Dataset entries
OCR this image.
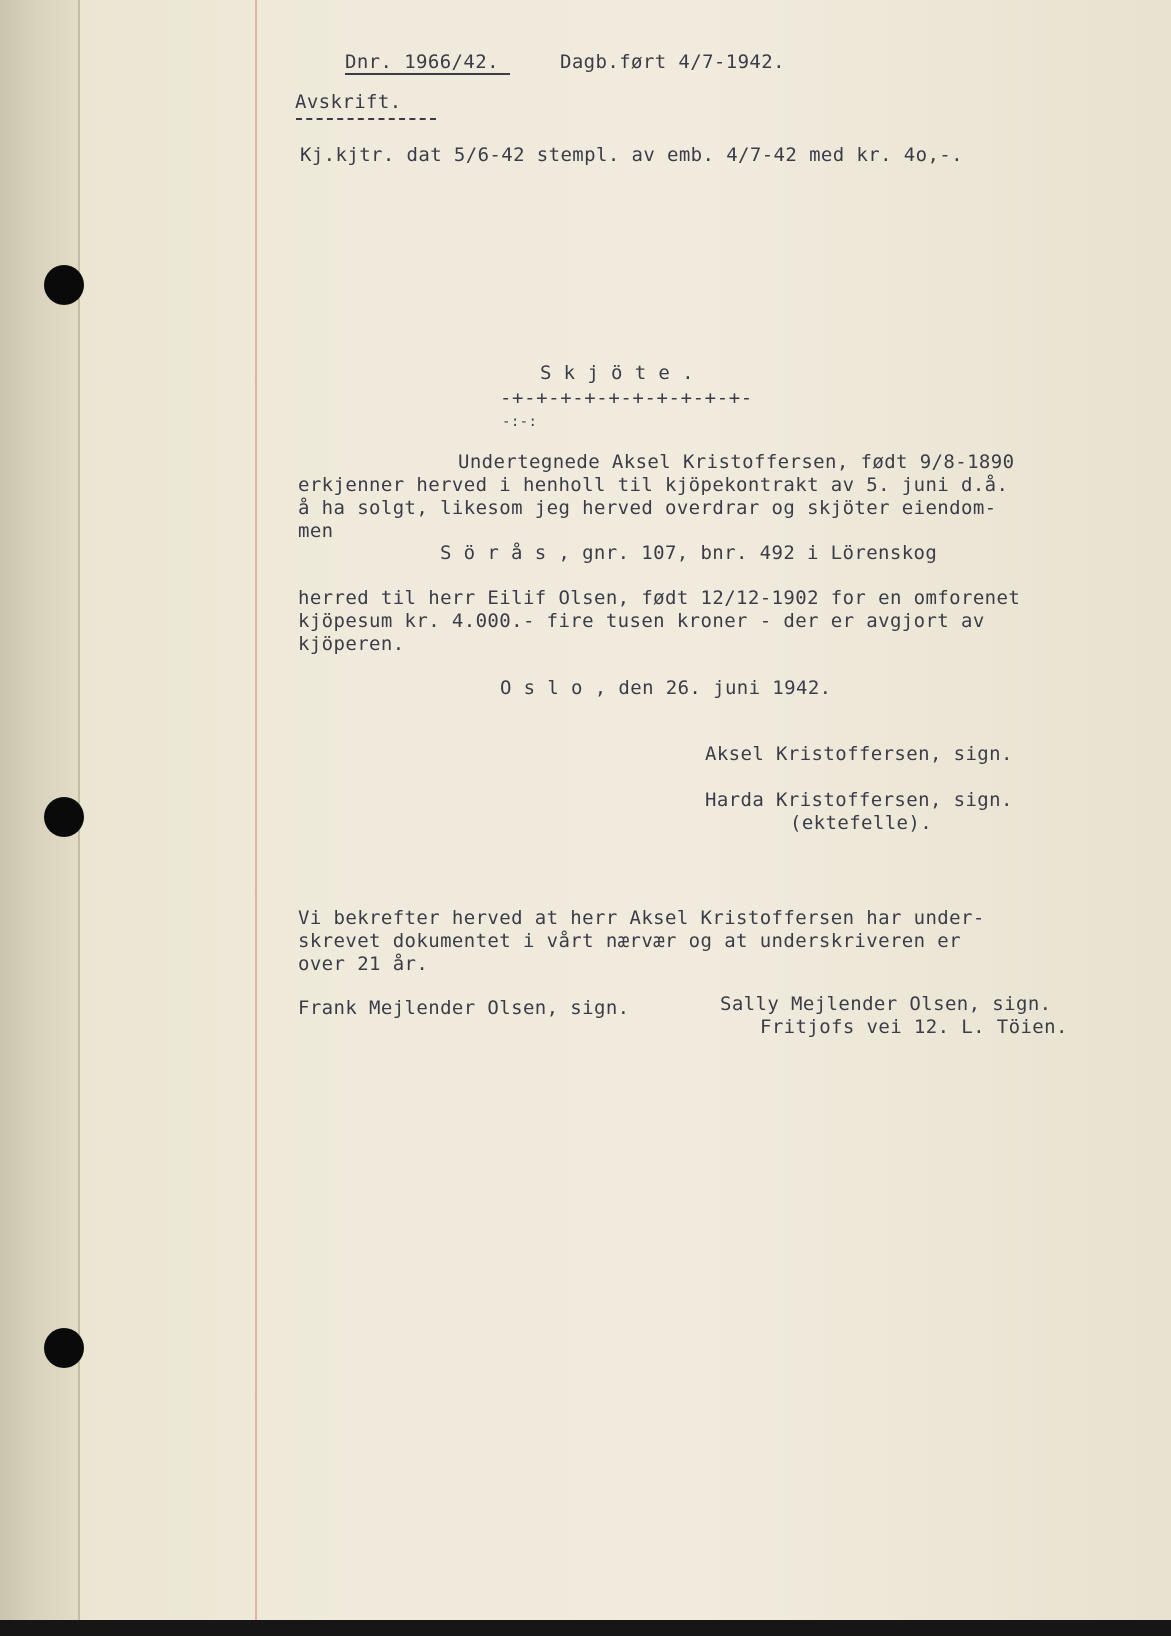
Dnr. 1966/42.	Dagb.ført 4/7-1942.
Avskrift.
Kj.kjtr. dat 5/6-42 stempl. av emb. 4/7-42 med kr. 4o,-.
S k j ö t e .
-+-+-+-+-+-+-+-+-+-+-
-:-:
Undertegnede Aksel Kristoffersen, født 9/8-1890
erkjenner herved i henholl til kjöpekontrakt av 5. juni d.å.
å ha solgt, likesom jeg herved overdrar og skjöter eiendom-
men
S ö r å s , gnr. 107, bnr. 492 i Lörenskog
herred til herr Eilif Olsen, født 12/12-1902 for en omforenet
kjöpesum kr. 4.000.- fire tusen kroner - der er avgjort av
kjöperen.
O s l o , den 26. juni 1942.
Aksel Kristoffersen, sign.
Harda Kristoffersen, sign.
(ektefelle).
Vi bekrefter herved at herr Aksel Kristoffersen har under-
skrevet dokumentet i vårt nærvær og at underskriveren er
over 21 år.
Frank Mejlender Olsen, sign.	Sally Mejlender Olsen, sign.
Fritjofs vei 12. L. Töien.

---

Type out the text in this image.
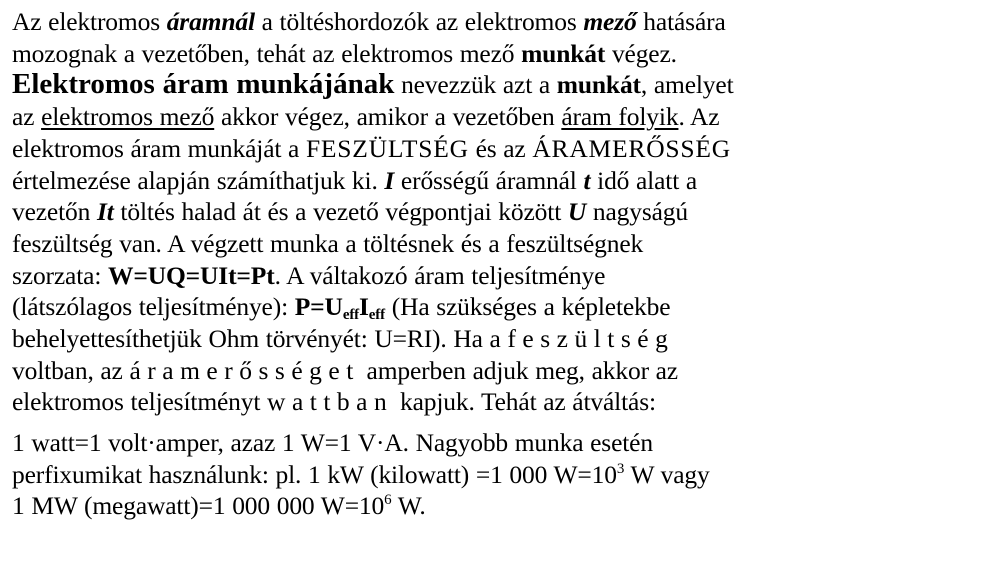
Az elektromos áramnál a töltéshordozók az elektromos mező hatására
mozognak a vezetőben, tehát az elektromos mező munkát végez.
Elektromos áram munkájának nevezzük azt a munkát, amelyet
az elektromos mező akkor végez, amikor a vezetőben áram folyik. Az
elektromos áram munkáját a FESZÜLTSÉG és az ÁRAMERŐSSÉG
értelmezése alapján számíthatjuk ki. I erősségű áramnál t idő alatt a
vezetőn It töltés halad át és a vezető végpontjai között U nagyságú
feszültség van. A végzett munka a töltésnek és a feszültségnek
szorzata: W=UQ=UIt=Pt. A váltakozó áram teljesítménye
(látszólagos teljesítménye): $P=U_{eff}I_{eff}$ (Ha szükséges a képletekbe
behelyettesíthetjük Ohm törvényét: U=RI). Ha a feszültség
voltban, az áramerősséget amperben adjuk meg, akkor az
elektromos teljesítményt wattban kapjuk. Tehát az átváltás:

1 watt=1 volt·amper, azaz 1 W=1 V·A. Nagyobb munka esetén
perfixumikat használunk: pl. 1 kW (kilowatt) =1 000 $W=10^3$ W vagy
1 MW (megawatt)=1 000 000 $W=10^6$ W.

...

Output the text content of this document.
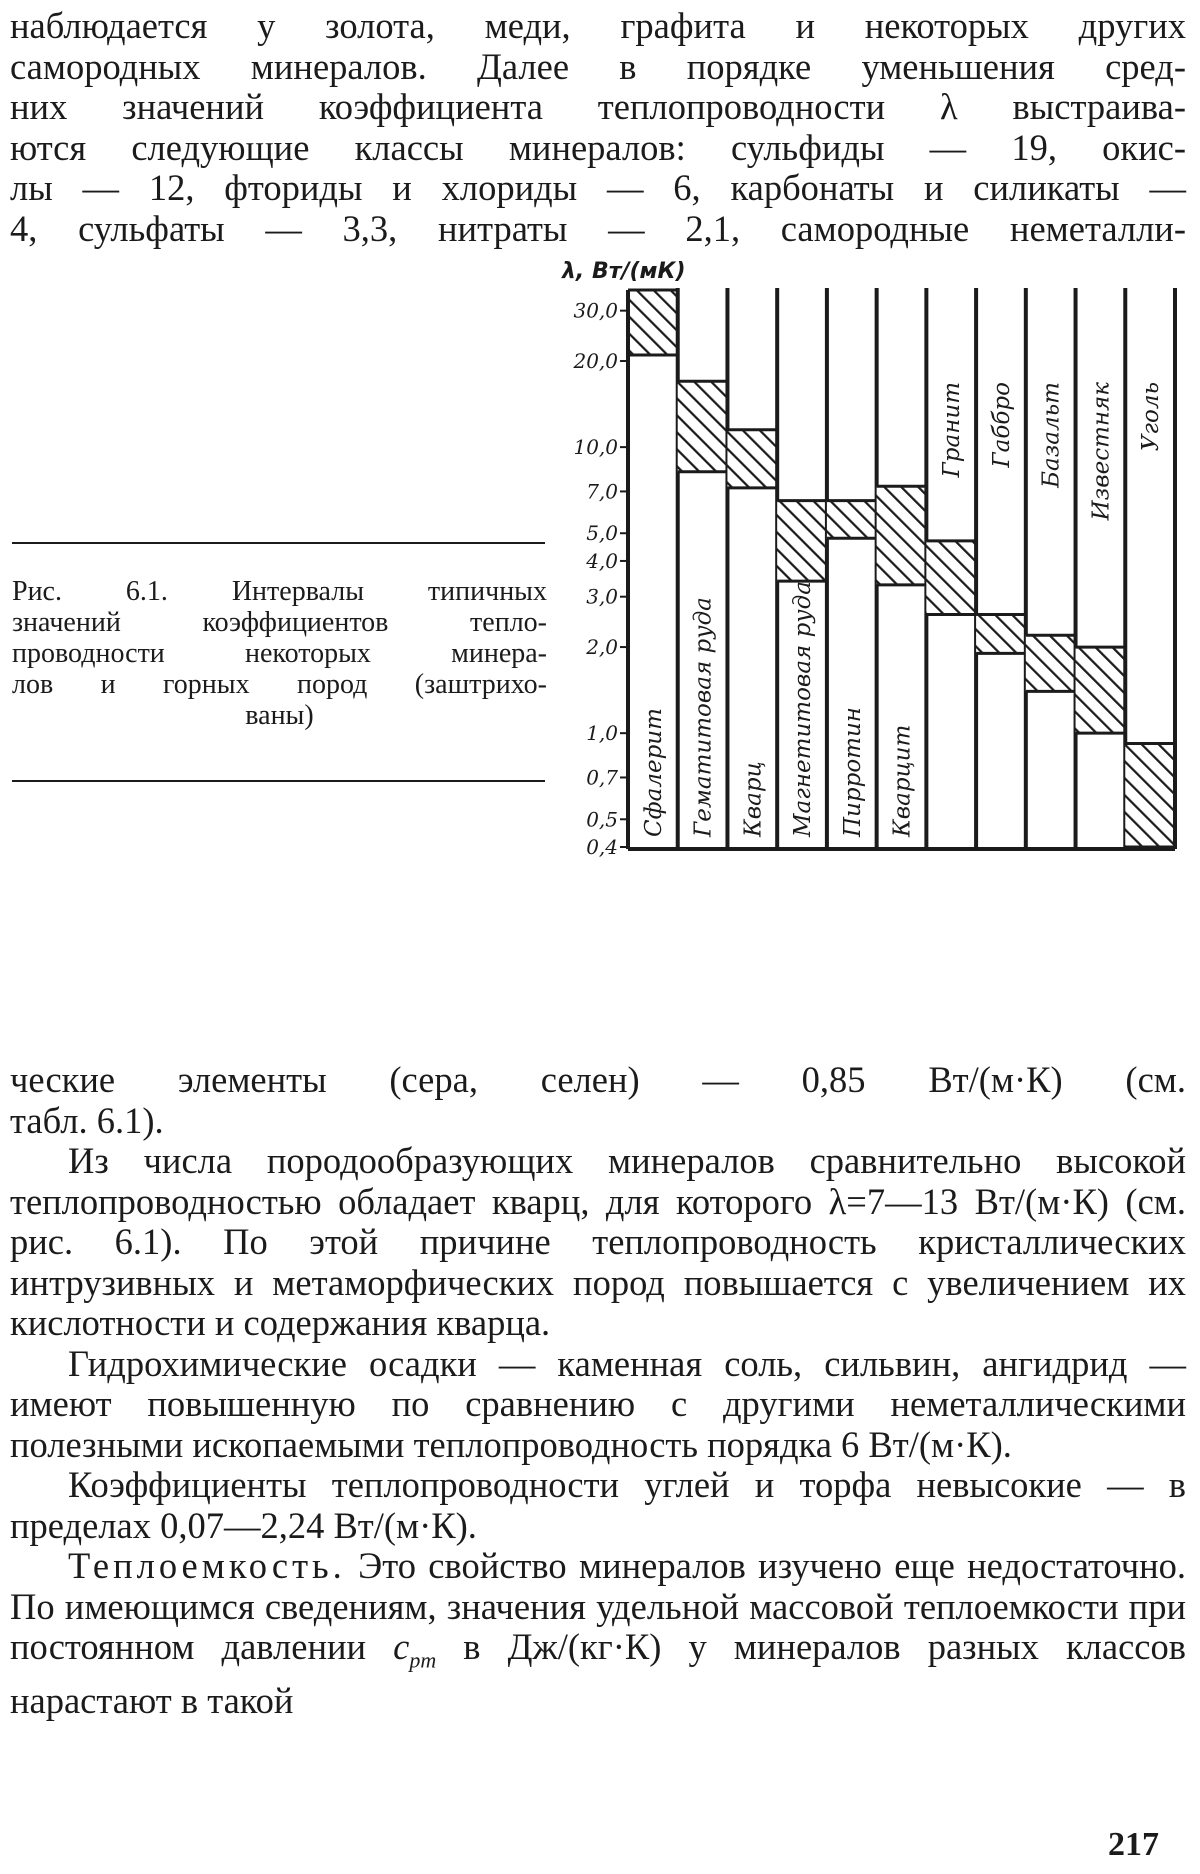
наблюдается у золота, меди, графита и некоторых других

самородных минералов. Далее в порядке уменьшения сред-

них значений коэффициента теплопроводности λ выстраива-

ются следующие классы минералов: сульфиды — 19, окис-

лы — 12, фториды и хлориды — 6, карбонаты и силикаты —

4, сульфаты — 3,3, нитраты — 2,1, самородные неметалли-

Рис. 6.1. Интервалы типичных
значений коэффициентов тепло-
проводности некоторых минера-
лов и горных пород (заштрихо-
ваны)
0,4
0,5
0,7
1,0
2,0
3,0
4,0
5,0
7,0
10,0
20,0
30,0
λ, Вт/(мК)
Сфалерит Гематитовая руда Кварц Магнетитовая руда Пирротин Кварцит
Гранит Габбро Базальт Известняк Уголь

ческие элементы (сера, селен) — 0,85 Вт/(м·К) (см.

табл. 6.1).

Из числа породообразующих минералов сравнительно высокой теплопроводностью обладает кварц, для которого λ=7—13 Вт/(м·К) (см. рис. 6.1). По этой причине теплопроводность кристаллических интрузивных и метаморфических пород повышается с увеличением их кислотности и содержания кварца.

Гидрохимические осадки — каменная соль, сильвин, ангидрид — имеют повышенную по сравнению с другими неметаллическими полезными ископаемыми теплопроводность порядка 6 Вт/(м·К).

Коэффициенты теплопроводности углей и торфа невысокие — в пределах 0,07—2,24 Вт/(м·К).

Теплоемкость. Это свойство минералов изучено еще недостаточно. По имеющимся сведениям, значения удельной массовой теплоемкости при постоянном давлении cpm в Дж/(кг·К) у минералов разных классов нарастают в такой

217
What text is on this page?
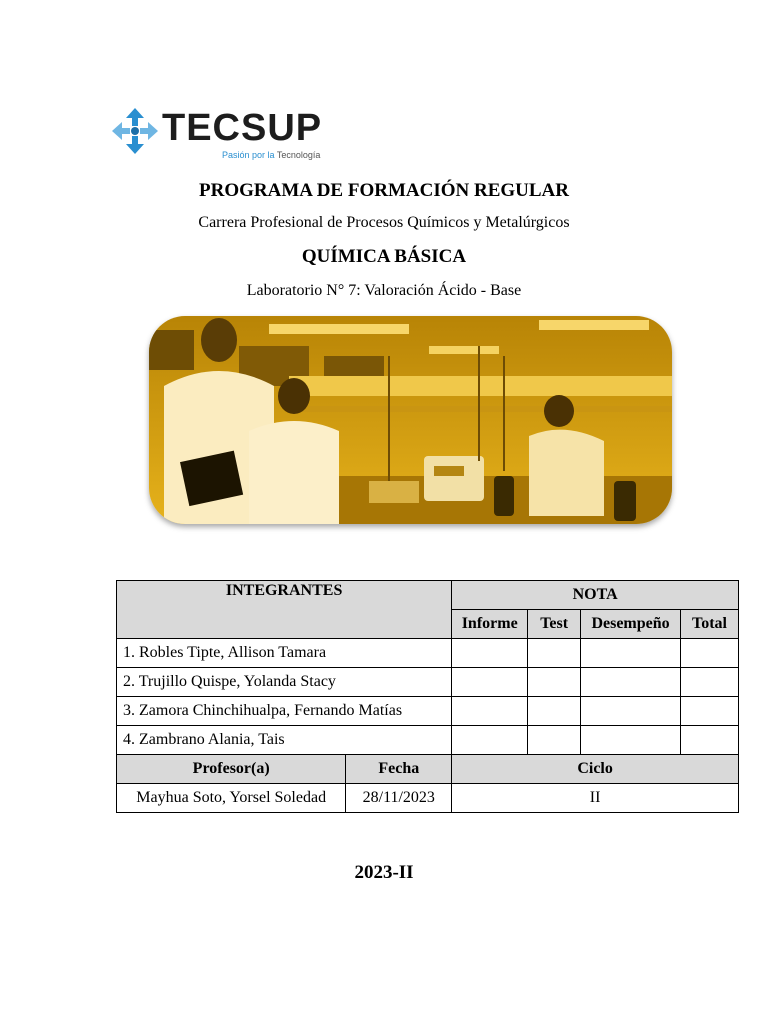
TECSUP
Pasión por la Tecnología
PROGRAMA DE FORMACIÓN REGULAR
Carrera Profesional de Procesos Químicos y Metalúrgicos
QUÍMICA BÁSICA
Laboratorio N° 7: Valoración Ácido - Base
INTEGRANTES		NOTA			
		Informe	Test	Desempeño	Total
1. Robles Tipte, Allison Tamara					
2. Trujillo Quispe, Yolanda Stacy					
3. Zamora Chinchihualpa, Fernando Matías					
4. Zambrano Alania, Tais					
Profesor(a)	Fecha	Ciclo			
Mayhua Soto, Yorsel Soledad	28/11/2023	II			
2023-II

**SHORT TASK:** Scan the entries above for the word "теплопроводность" and collect each line holding it.

**REPLY TO THE TASK:**
Из числа породообразующих минералов сравнительно высокой теплопроводностью обладает кварц, для которого λ=7—13 Вт/(м·К) (см. рис. 6.1). По этой причине теплопроводность кристаллических интрузивных и метаморфических пород повышается с увеличением их кислотности и содержания кварца.
Гидрохимические осадки — каменная соль, сильвин, ангидрид — имеют повышенную по сравнению с другими неметаллическими полезными ископаемыми теплопроводность порядка 6 Вт/(м·К).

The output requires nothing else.